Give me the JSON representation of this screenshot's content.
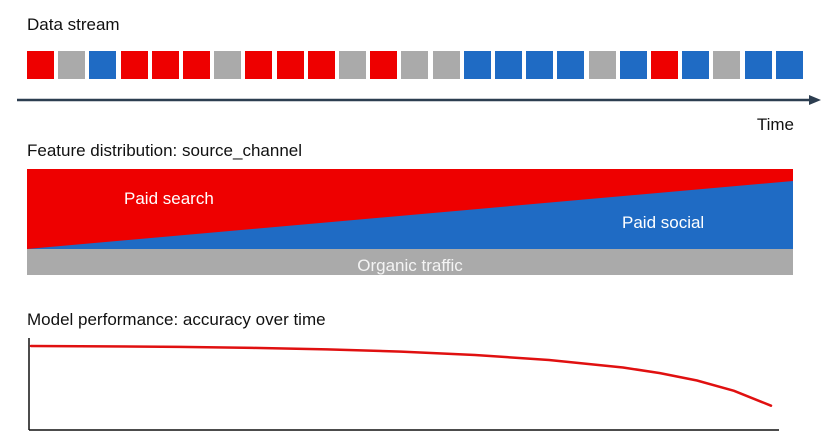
{
  "stream": {
    "title": "Data stream",
    "blocks": [
      "red",
      "grey",
      "blue",
      "red",
      "red",
      "red",
      "grey",
      "red",
      "red",
      "red",
      "grey",
      "red",
      "grey",
      "grey",
      "blue",
      "blue",
      "blue",
      "blue",
      "grey",
      "blue",
      "red",
      "blue",
      "grey",
      "blue",
      "blue"
    ],
    "time_label": "Time"
  },
  "feature": {
    "title_bold": "Feature distribution:",
    "title_rest": " source_channel",
    "paid_search": "Paid search",
    "paid_social": "Paid social",
    "organic": "Organic traffic"
  },
  "performance": {
    "title_bold": "Model performance:",
    "title_rest": " accuracy over time"
  },
  "colors": {
    "red": "#ee0000",
    "blue": "#1f6bc4",
    "grey": "#aaaaaa",
    "axis": "#2c3e50",
    "curve": "#e01010"
  },
  "chart_data": {
    "type": "line",
    "title": "accuracy over time",
    "xlabel": "",
    "ylabel": "",
    "series": [
      {
        "x": [
          0,
          0.1,
          0.2,
          0.3,
          0.4,
          0.5,
          0.6,
          0.7,
          0.8,
          0.85,
          0.9,
          0.95,
          1.0
        ],
        "values": [
          1.0,
          0.998,
          0.995,
          0.99,
          0.982,
          0.97,
          0.952,
          0.925,
          0.885,
          0.855,
          0.815,
          0.76,
          0.68
        ]
      }
    ],
    "ylim": [
      0,
      1.05
    ]
  }
}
------
▶ **EXERCISE BRIEF**: Using the records above, pull out each line where the word "Paid" occurs.

▶ **TASK RESPONSE**:
    "paid_search": "Paid search",
    "paid_social": "Paid social",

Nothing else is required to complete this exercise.